== Extracted text ==
*Warning: Intersteller Spoilers ahead. If you’re anything like me, you see movies after they’ve been out forever. ha!
If you missed my post Wednesday, Dear Me, it was a letter to my 19 year old self. I feel I have turned the page to a brand new chapter in my life, not just a brand new page. So, I figured I have a letter to the old me…why not write some thoughts from the “new” me. That’s the thing about people. We’re always evolving. Constantly changing.
My post Wednesday was pretty hard to publish. I didn’t expect it to reach a million eyes but being venerable in front of any eyes is scary. At least to me. It was important for me- to me. It was important to me to get it out there I guess to show myself that I’m not afraid anymore. I’m not afraid of my past anymore. And I’m not afraid of the mistakes I’m sure I will make in the future. I’m becoming more and more secure in who I know I am. Fear and anxiety have been the norm for me for a very long time and whereas yes, I still get fearful and anxious, I feel brave. I feel brave. I feel more in control of my life (how I respond to the events in it, that is) than ever before and it’s thrilling and terrifying all in one. I imagine it to be a bit like the sensation you get when you jump out of an airplane to skydive. Which I’ve never done and will never do. I don’t think that’s coming off of my “things jlynn is fearful of” list anytime soon. ha!
It’s scary to feel this good though too because that’s the part in the movie where the space aliens invade. Thinking on that girl I wrote to on Wednesday and who I am right here in this moment, It’s kinda a catch 22. When writing, I felt this rush of things I would have loved to say to that girl to encourage her, but not to have her do anything differently. Maybe it’s the sci-fi lover in me but all I kept thinking, have thought is:
If I had a choice to keep my past the way it is or be spared that experience but I couldn’t know if I would end up where I am today, what would I do?
I watched Interstellar last night. At the end, he was trying to send himself a message back in time to stay on earth. Not go on the space mission. He had missed everything in his children’s lives and there was no sign of hope for the situation the mission was to fix. He was screaming and crying watching himself leave for a mission that as far as he could see, was pointless. It was a strong scene for me to watch- a visual of something I have done to my own self for so long. Bring myself to tears wishing to change the past to no avail. I would bet we’ve all done that at some point in our lives.
In the movie, had he changed the past, had he not gone on the mission, things wouldn’t have ended as well as they did. But that’s a movies so I suppose It’s possible I could have ended up where I am, with who I am, but to not know? It’s a risk I would never be willing to take. I say this because what I do know for a fact is: that experience pushed me so far outside of my mind and my world that I ended up right in front of my husband and a journey to self re-discovery that I could never have even dreamed of. From where I’m sitting, it couldn’t be any better. Well. A lotto win wouldn’t hurt but my life is abundant with joy.
===
*Your goal*
Write the next part of the blog post about the letter to a younger self and the movie Interstellar, starting right after its last sentence.
== Data extract ==
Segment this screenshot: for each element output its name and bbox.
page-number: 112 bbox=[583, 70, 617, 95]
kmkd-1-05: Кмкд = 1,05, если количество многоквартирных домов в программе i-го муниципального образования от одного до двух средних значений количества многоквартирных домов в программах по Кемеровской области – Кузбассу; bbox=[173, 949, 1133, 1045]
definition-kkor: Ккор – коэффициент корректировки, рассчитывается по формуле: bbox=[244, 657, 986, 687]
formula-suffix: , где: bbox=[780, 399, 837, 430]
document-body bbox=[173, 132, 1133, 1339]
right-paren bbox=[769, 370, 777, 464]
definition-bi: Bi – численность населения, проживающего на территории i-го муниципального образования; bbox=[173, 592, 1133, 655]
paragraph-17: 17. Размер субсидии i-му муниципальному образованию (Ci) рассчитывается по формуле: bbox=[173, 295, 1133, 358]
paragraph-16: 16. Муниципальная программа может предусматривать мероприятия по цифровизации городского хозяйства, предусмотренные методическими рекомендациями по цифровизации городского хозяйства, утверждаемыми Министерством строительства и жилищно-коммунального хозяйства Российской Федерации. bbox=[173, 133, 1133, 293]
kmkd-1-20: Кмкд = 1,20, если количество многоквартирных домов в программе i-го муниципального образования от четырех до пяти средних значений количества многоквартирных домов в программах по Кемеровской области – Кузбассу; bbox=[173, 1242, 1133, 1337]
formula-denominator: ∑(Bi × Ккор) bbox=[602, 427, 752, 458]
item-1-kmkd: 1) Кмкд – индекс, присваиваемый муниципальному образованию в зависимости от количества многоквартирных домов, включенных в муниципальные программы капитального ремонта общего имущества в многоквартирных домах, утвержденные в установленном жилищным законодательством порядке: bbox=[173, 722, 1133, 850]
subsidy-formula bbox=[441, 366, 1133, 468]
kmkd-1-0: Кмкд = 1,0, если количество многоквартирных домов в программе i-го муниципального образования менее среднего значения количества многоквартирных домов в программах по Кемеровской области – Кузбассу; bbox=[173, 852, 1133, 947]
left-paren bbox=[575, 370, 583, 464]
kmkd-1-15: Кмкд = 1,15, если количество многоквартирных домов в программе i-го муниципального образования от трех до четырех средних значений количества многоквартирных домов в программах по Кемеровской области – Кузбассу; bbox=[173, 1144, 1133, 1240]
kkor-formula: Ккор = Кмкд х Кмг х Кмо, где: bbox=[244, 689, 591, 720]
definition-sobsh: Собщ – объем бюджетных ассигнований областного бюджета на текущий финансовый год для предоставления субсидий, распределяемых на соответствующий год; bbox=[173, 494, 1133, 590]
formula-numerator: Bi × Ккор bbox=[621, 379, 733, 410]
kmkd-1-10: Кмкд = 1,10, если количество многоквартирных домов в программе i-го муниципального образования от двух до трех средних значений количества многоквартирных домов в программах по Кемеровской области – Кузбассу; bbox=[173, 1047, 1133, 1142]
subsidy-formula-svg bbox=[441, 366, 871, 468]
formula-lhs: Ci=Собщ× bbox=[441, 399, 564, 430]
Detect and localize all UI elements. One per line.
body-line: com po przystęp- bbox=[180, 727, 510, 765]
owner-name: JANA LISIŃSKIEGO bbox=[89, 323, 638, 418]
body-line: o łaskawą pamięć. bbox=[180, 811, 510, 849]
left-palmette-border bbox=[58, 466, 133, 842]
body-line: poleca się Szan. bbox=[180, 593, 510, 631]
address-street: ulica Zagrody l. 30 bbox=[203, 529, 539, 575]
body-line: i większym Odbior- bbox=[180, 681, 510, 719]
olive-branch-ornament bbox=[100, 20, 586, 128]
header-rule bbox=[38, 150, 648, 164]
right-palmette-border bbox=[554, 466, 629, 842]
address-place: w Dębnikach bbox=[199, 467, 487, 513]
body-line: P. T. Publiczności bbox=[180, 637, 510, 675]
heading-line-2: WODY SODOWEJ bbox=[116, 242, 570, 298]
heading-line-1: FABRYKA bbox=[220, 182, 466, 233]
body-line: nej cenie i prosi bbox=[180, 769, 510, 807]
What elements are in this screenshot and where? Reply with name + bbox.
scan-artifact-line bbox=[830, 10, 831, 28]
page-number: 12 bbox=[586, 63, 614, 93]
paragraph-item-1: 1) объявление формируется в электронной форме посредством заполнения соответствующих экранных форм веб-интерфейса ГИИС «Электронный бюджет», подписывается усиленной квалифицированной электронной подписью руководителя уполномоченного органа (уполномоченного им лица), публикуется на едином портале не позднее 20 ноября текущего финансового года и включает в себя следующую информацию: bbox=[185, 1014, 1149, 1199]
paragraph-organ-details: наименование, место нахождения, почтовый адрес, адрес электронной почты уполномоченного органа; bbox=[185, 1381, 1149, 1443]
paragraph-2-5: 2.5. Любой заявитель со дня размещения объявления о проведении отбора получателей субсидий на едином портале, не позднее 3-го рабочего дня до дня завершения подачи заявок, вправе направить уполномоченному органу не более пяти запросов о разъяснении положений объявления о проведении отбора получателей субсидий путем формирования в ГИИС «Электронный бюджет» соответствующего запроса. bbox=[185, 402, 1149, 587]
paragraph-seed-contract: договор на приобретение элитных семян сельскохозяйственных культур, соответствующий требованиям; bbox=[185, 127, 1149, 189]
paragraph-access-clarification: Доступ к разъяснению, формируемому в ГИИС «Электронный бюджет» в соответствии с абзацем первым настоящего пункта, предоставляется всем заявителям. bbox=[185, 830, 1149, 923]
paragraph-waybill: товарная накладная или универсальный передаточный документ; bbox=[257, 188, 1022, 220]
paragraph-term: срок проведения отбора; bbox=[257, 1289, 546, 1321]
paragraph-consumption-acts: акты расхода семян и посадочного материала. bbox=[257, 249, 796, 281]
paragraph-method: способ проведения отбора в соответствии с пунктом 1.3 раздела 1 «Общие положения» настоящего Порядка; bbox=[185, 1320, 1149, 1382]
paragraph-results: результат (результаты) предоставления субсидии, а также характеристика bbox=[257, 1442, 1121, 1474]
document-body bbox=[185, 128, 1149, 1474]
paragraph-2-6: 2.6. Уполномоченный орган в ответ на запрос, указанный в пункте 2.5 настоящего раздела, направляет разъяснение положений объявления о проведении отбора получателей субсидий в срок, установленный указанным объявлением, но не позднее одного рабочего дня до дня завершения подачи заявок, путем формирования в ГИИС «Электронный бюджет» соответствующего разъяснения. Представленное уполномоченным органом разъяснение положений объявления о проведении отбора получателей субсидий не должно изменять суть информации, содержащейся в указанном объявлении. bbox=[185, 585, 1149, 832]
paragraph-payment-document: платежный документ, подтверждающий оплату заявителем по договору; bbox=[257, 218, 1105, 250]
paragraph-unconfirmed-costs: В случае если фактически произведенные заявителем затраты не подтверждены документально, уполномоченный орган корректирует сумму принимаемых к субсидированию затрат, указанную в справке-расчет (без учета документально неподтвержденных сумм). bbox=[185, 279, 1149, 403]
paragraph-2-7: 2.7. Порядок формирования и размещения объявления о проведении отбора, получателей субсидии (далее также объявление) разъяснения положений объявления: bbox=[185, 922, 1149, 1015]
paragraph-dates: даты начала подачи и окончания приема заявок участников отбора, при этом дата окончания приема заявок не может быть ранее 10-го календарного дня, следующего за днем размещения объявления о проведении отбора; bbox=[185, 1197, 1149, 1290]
===
*Exercise answer*
Yea, I got hurt. I’ve been hurt. Not by just one situation either. I’ve taken quite a few blows but I’ve focused my energy on it strengthening me. In that strength I have found the truth that changing the past is beyond my scope of possibility, but I have a road ahead of me that is fresh, blank canvas where it is totally within the realm of possibility for me to create a most beautiful existence. One I can be proud of.
I’ve started doing things that scare me. Like start this blog. Post venerable things. Step out for connection. Start a project I’m not quite ready to talk about yet ;)
I’ve explored faith in God more than I ever have in my entire life (did I mention I grew up in church?) Yea. That’s a conversation for a different day though. ha.
I’ve made great strides towards a healthier lifestyle. Physically and mentally.
I used to think confronting situations (the one I spoke about Wednesday in particular) meant confronting my feelings with the other person and in some instances, yes, it does. But regardless, it ALWAYS means confronting your own self, your feelings and searching your own heart. I used to over analyze every decision I was thinking about. I didn’t trust myself. I’ve always held on to this notion that I must do this or that to be accepted. I must worry about what this person will say or how this person will react based off of what I do. I’m not a good person for this reason or that. And it caused so much anxiety and sadness in my life.
No more of that nonsense.
Yes it’s good to think of others and to put thought into something before you do it, but I can’t remember the last time I’ve been secure in the person that I am until now. Where I didn’t continue to question my motives on something when I knew my heart already. I talked about it a little bit before in my What are you passionate about post. I am passionate about all things good and kind and loving. We all have our moments but my life is a dedication to those things so I’ve taken to standing firm on that knowledge and no longer living my life consumed with and tortured by the (sometimes even just potential) judgments and opinions of others.
I’ve made mistakes in my life. I will make some more. That girl up there in that photo isn’t 19 anymore. She isn’t naïve and doesn’t mindlessly follow along with what others want to do just to avoid confrontation or embarrassment or whatever else. She isn’t afraid to figure herself out and stand firm on who she knows she is. \
Yes, she still has insecurities and things to work on, but I know that my heart is full of nothing but love for others, kindness and compassion are my favorites, and I like the person that I am. Who I am is a mistake making, big hearted young woman who has no ill will towards anyone. Not even the ones outside of the circle of the kinds of people I like to be around. I’ve got mad love for everyone and now I’m starting to include myself in that group.
Enjoy your weekend darling friends! Learn something about yourself.. :)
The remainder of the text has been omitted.